▶ **SOURCE RECORDS**
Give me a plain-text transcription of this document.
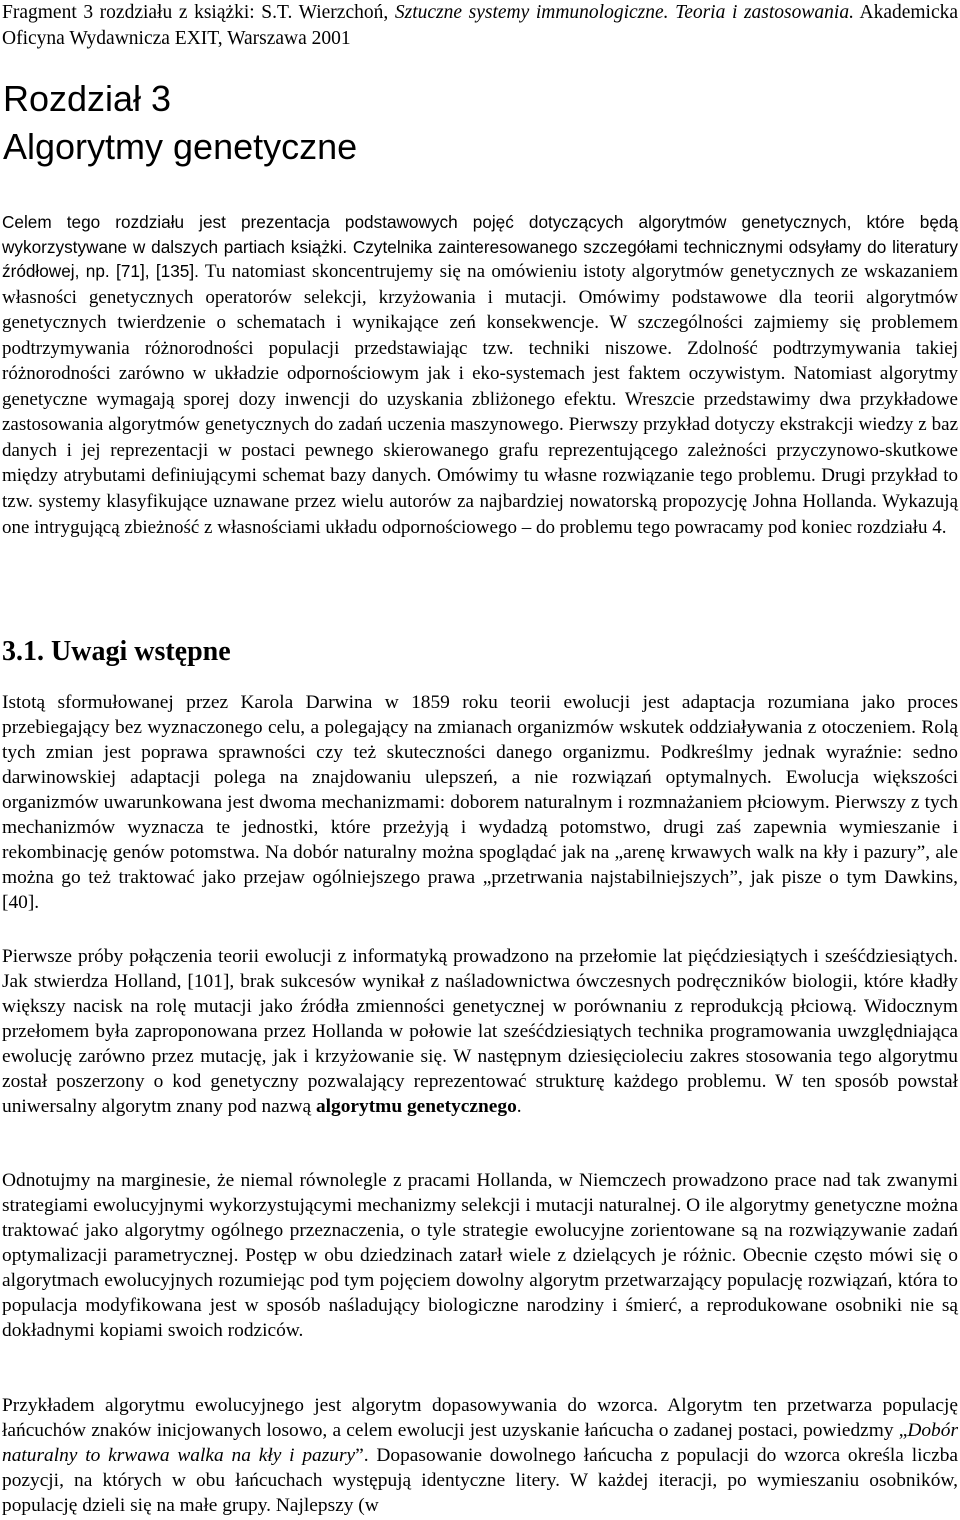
Fragment 3 rozdziału z książki: S.T. Wierzchoń, Sztuczne systemy immunologiczne. Teoria i zastosowania. Akademicka Oficyna Wydawnicza EXIT, Warszawa 2001

Rozdział 3
Algorytmy genetyczne

Celem tego rozdziału jest prezentacja podstawowych pojęć dotyczących algorytmów genetycznych, które będą wykorzystywane w dalszych partiach książki. Czytelnika zainteresowanego szczegółami technicznymi odsyłamy do literatury źródłowej, np. [71], [135]. Tu natomiast skoncentrujemy się na omówieniu istoty algorytmów genetycznych ze wskazaniem własności genetycznych operatorów selekcji, krzyżowania i mutacji. Omówimy podstawowe dla teorii algorytmów genetycznych twierdzenie o schematach i wynikające zeń konsekwencje. W szczególności zajmiemy się problemem podtrzymywania różnorodności populacji przedstawiając tzw. techniki niszowe. Zdolność podtrzymywania takiej różnorodności zarówno w układzie odpornościowym jak i eko-systemach jest faktem oczywistym. Natomiast algorytmy genetyczne wymagają sporej dozy inwencji do uzyskania zbliżonego efektu. Wreszcie przedstawimy dwa przykładowe zastosowania algorytmów genetycznych do zadań uczenia maszynowego. Pierwszy przykład dotyczy ekstrakcji wiedzy z baz danych i jej reprezentacji w postaci pewnego skierowanego grafu reprezentującego zależności przyczynowo-skutkowe między atrybutami definiującymi schemat bazy danych. Omówimy tu własne rozwiązanie tego problemu. Drugi przykład to tzw. systemy klasyfikujące uznawane przez wielu autorów za najbardziej nowatorską propozycję Johna Hollanda. Wykazują one intrygującą zbieżność z własnościami układu odpornościowego – do problemu tego powracamy pod koniec rozdziału 4.

3.1. Uwagi wstępne

Istotą sformułowanej przez Karola Darwina w 1859 roku teorii ewolucji jest adaptacja rozumiana jako proces przebiegający bez wyznaczonego celu, a polegający na zmianach organizmów wskutek oddziaływania z otoczeniem. Rolą tych zmian jest poprawa sprawności czy też skuteczności danego organizmu. Podkreślmy jednak wyraźnie: sedno darwinowskiej adaptacji polega na znajdowaniu ulepszeń, a nie rozwiązań optymalnych. Ewolucja większości organizmów uwarunkowana jest dwoma mechanizmami: doborem naturalnym i rozmnażaniem płciowym. Pierwszy z tych mechanizmów wyznacza te jednostki, które przeżyją i wydadzą potomstwo, drugi zaś zapewnia wymieszanie i rekombinację genów potomstwa. Na dobór naturalny można spoglądać jak na „arenę krwawych walk na kły i pazury”, ale można go też traktować jako przejaw ogólniejszego prawa „przetrwania najstabilniejszych”, jak pisze o tym Dawkins, [40].

Pierwsze próby połączenia teorii ewolucji z informatyką prowadzono na przełomie lat pięćdziesiątych i sześćdziesiątych. Jak stwierdza Holland, [101], brak sukcesów wynikał z naśladownictwa ówczesnych podręczników biologii, które kładły większy nacisk na rolę mutacji jako źródła zmienności genetycznej w porównaniu z reprodukcją płciową. Widocznym przełomem była zaproponowana przez Hollanda w połowie lat sześćdziesiątych technika programowania uwzględniająca ewolucję zarówno przez mutację, jak i krzyżowanie się. W następnym dziesięcioleciu zakres stosowania tego algorytmu został poszerzony o kod genetyczny pozwalający reprezentować strukturę każdego problemu. W ten sposób powstał uniwersalny algorytm znany pod nazwą algorytmu genetycznego.

Odnotujmy na marginesie, że niemal równolegle z pracami Hollanda, w Niemczech prowadzono prace nad tak zwanymi strategiami ewolucyjnymi wykorzystującymi mechanizmy selekcji i mutacji naturalnej. O ile algorytmy genetyczne można traktować jako algorytmy ogólnego przeznaczenia, o tyle strategie ewolucyjne zorientowane są na rozwiązywanie zadań optymalizacji parametrycznej. Postęp w obu dziedzinach zatarł wiele z dzielących je różnic. Obecnie często mówi się o algorytmach ewolucyjnych rozumiejąc pod tym pojęciem dowolny algorytm przetwarzający populację rozwiązań, która to populacja modyfikowana jest w sposób naśladujący biologiczne narodziny i śmierć, a reprodukowane osobniki nie są dokładnymi kopiami swoich rodziców.

Przykładem algorytmu ewolucyjnego jest algorytm dopasowywania do wzorca. Algorytm ten przetwarza populację łańcuchów znaków inicjowanych losowo, a celem ewolucji jest uzyskanie łańcucha o zadanej postaci, powiedzmy „Dobór naturalny to krwawa walka na kły i pazury”. Dopasowanie dowolnego łańcucha z populacji do wzorca określa liczba pozycji, na których w obu łańcuchach występują identyczne litery. W każdej iteracji, po wymieszaniu osobników, populację dzieli się na małe grupy. Najlepszy (w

▶ **GIVEN REQUEST**
Working from the lines above, reproduce the material exactly and exclude its pictures.

▶ **EXPECTED ANSWER**
Give me a plain-text transcription of this document.
Fragment 3 rozdziału z książki: S.T. Wierzchoń, Sztuczne systemy immunologiczne. Teoria i zastosowania. Akademicka Oficyna Wydawnicza EXIT, Warszawa 2001

Rozdział 3
Algorytmy genetyczne

Celem tego rozdziału jest prezentacja podstawowych pojęć dotyczących algorytmów genetycznych, które będą wykorzystywane w dalszych partiach książki. Czytelnika zainteresowanego szczegółami technicznymi odsyłamy do literatury źródłowej, np. [71], [135]. Tu natomiast skoncentrujemy się na omówieniu istoty algorytmów genetycznych ze wskazaniem własności genetycznych operatorów selekcji, krzyżowania i mutacji. Omówimy podstawowe dla teorii algorytmów genetycznych twierdzenie o schematach i wynikające zeń konsekwencje. W szczególności zajmiemy się problemem podtrzymywania różnorodności populacji przedstawiając tzw. techniki niszowe. Zdolność podtrzymywania takiej różnorodności zarówno w układzie odpornościowym jak i eko-systemach jest faktem oczywistym. Natomiast algorytmy genetyczne wymagają sporej dozy inwencji do uzyskania zbliżonego efektu. Wreszcie przedstawimy dwa przykładowe zastosowania algorytmów genetycznych do zadań uczenia maszynowego. Pierwszy przykład dotyczy ekstrakcji wiedzy z baz danych i jej reprezentacji w postaci pewnego skierowanego grafu reprezentującego zależności przyczynowo-skutkowe między atrybutami definiującymi schemat bazy danych. Omówimy tu własne rozwiązanie tego problemu. Drugi przykład to tzw. systemy klasyfikujące uznawane przez wielu autorów za najbardziej nowatorską propozycję Johna Hollanda. Wykazują one intrygującą zbieżność z własnościami układu odpornościowego – do problemu tego powracamy pod koniec rozdziału 4.

3.1. Uwagi wstępne

Istotą sformułowanej przez Karola Darwina w 1859 roku teorii ewolucji jest adaptacja rozumiana jako proces przebiegający bez wyznaczonego celu, a polegający na zmianach organizmów wskutek oddziaływania z otoczeniem. Rolą tych zmian jest poprawa sprawności czy też skuteczności danego organizmu. Podkreślmy jednak wyraźnie: sedno darwinowskiej adaptacji polega na znajdowaniu ulepszeń, a nie rozwiązań optymalnych. Ewolucja większości organizmów uwarunkowana jest dwoma mechanizmami: doborem naturalnym i rozmnażaniem płciowym. Pierwszy z tych mechanizmów wyznacza te jednostki, które przeżyją i wydadzą potomstwo, drugi zaś zapewnia wymieszanie i rekombinację genów potomstwa. Na dobór naturalny można spoglądać jak na „arenę krwawych walk na kły i pazury”, ale można go też traktować jako przejaw ogólniejszego prawa „przetrwania najstabilniejszych”, jak pisze o tym Dawkins, [40].

Pierwsze próby połączenia teorii ewolucji z informatyką prowadzono na przełomie lat pięćdziesiątych i sześćdziesiątych. Jak stwierdza Holland, [101], brak sukcesów wynikał z naśladownictwa ówczesnych podręczników biologii, które kładły większy nacisk na rolę mutacji jako źródła zmienności genetycznej w porównaniu z reprodukcją płciową. Widocznym przełomem była zaproponowana przez Hollanda w połowie lat sześćdziesiątych technika programowania uwzględniająca ewolucję zarówno przez mutację, jak i krzyżowanie się. W następnym dziesięcioleciu zakres stosowania tego algorytmu został poszerzony o kod genetyczny pozwalający reprezentować strukturę każdego problemu. W ten sposób powstał uniwersalny algorytm znany pod nazwą algorytmu genetycznego.

Odnotujmy na marginesie, że niemal równolegle z pracami Hollanda, w Niemczech prowadzono prace nad tak zwanymi strategiami ewolucyjnymi wykorzystującymi mechanizmy selekcji i mutacji naturalnej. O ile algorytmy genetyczne można traktować jako algorytmy ogólnego przeznaczenia, o tyle strategie ewolucyjne zorientowane są na rozwiązywanie zadań optymalizacji parametrycznej. Postęp w obu dziedzinach zatarł wiele z dzielących je różnic. Obecnie często mówi się o algorytmach ewolucyjnych rozumiejąc pod tym pojęciem dowolny algorytm przetwarzający populację rozwiązań, która to populacja modyfikowana jest w sposób naśladujący biologiczne narodziny i śmierć, a reprodukowane osobniki nie są dokładnymi kopiami swoich rodziców.

Przykładem algorytmu ewolucyjnego jest algorytm dopasowywania do wzorca. Algorytm ten przetwarza populację łańcuchów znaków inicjowanych losowo, a celem ewolucji jest uzyskanie łańcucha o zadanej postaci, powiedzmy „Dobór naturalny to krwawa walka na kły i pazury”. Dopasowanie dowolnego łańcucha z populacji do wzorca określa liczba pozycji, na których w obu łańcuchach występują identyczne litery. W każdej iteracji, po wymieszaniu osobników, populację dzieli się na małe grupy. Najlepszy (w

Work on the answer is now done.